### [Work to do]
Each record below is to be copied word for word, with pictures removed.

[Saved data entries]
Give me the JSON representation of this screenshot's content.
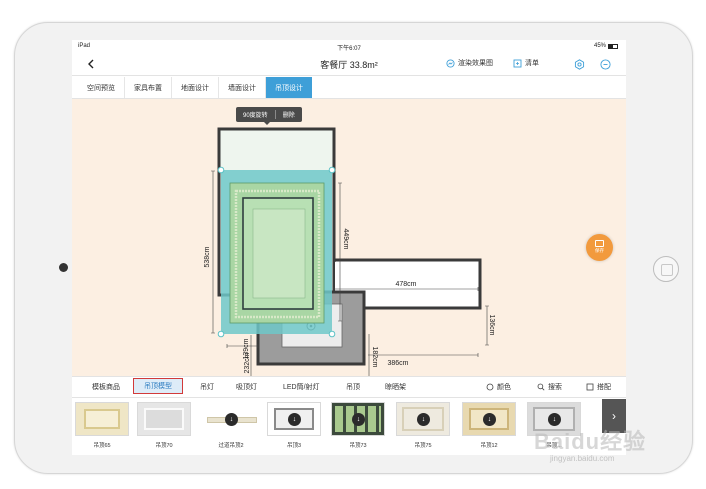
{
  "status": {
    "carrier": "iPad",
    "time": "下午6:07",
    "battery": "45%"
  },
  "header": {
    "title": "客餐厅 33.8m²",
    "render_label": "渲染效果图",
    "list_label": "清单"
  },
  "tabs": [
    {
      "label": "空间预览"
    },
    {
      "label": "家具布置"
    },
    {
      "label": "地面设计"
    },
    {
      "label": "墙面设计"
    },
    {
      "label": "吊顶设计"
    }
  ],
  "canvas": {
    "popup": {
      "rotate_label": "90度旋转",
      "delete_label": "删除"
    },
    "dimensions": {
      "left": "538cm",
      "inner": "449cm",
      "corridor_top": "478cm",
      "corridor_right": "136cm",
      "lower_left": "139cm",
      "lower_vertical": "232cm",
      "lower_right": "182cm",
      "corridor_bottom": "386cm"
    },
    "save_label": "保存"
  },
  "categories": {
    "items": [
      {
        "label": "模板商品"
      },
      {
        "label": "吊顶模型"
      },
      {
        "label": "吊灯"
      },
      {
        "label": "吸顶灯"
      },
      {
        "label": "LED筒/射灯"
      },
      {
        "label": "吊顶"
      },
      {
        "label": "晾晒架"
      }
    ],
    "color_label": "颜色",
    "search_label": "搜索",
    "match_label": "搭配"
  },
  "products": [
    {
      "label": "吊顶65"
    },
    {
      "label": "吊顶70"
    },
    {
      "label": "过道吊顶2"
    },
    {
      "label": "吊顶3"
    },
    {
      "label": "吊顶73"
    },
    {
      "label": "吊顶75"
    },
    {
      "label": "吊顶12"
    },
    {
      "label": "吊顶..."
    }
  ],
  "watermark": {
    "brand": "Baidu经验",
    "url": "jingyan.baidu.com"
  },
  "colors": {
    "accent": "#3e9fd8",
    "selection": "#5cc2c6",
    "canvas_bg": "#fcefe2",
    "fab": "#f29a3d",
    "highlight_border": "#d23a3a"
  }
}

### [Final result]
Give me the JSON representation of this screenshot's content.
{
  "status": {
    "carrier": "iPad",
    "time": "下午6:07",
    "battery": "45%"
  },
  "header": {
    "title": "客餐厅 33.8m²",
    "render_label": "渲染效果图",
    "list_label": "清单"
  },
  "tabs": [
    {
      "label": "空间预览"
    },
    {
      "label": "家具布置"
    },
    {
      "label": "地面设计"
    },
    {
      "label": "墙面设计"
    },
    {
      "label": "吊顶设计"
    }
  ],
  "canvas": {
    "popup": {
      "rotate_label": "90度旋转",
      "delete_label": "删除"
    },
    "dimensions": {
      "left": "538cm",
      "inner": "449cm",
      "corridor_top": "478cm",
      "corridor_right": "136cm",
      "lower_left": "139cm",
      "lower_vertical": "232cm",
      "lower_right": "182cm",
      "corridor_bottom": "386cm"
    },
    "save_label": "保存"
  },
  "categories": {
    "items": [
      {
        "label": "模板商品"
      },
      {
        "label": "吊顶模型"
      },
      {
        "label": "吊灯"
      },
      {
        "label": "吸顶灯"
      },
      {
        "label": "LED筒/射灯"
      },
      {
        "label": "吊顶"
      },
      {
        "label": "晾晒架"
      }
    ],
    "color_label": "颜色",
    "search_label": "搜索",
    "match_label": "搭配"
  },
  "products": [
    {
      "label": "吊顶65"
    },
    {
      "label": "吊顶70"
    },
    {
      "label": "过道吊顶2"
    },
    {
      "label": "吊顶3"
    },
    {
      "label": "吊顶73"
    },
    {
      "label": "吊顶75"
    },
    {
      "label": "吊顶12"
    },
    {
      "label": "吊顶..."
    }
  ],
  "watermark": {
    "brand": "Baidu经验",
    "url": "jingyan.baidu.com"
  },
  "colors": {
    "accent": "#3e9fd8",
    "selection": "#5cc2c6",
    "canvas_bg": "#fcefe2",
    "fab": "#f29a3d",
    "highlight_border": "#d23a3a"
  }
}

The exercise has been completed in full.